— Start of TASK DATA —
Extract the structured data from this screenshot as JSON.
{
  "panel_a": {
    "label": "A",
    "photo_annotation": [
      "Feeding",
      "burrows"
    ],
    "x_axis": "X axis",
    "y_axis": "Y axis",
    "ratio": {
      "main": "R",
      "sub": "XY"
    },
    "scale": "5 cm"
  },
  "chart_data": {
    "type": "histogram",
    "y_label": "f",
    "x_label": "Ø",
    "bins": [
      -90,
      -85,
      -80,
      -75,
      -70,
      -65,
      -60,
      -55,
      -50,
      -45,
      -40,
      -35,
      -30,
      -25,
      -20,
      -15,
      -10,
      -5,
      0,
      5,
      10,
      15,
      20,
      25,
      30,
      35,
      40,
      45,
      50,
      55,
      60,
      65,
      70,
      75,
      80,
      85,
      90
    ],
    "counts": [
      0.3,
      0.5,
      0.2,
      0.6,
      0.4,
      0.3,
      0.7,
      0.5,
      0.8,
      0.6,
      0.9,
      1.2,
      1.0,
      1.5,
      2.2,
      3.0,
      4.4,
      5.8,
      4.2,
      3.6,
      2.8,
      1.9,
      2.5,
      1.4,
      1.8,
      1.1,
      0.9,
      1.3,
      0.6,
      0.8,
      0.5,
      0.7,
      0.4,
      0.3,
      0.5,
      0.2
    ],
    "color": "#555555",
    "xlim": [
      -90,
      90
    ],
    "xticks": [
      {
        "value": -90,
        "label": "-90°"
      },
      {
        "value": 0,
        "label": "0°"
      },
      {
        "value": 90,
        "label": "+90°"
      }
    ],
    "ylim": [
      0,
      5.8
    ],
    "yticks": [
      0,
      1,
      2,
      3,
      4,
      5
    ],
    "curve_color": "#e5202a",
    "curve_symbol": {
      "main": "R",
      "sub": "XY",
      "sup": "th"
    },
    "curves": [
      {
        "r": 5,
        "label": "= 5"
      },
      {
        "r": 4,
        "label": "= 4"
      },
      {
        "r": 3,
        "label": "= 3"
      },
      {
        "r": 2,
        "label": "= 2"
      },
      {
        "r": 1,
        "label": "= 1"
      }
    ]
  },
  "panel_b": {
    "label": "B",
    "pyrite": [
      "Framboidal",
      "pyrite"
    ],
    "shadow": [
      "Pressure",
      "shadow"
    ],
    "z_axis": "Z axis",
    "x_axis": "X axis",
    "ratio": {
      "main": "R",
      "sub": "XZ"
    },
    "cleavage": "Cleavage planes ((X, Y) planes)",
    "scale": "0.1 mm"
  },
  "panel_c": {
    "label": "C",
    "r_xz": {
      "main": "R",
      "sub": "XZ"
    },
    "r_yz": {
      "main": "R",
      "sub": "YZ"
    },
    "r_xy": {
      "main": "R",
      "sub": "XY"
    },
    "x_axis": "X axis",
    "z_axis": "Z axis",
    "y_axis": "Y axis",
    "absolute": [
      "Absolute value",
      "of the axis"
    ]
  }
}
— End of TASK DATA —
DIRECTIVE: In the records above, collect each line with "value".

SOLUTION:
        "value": -90,
        "value": 0,
        "value": 90,
      "Absolute value",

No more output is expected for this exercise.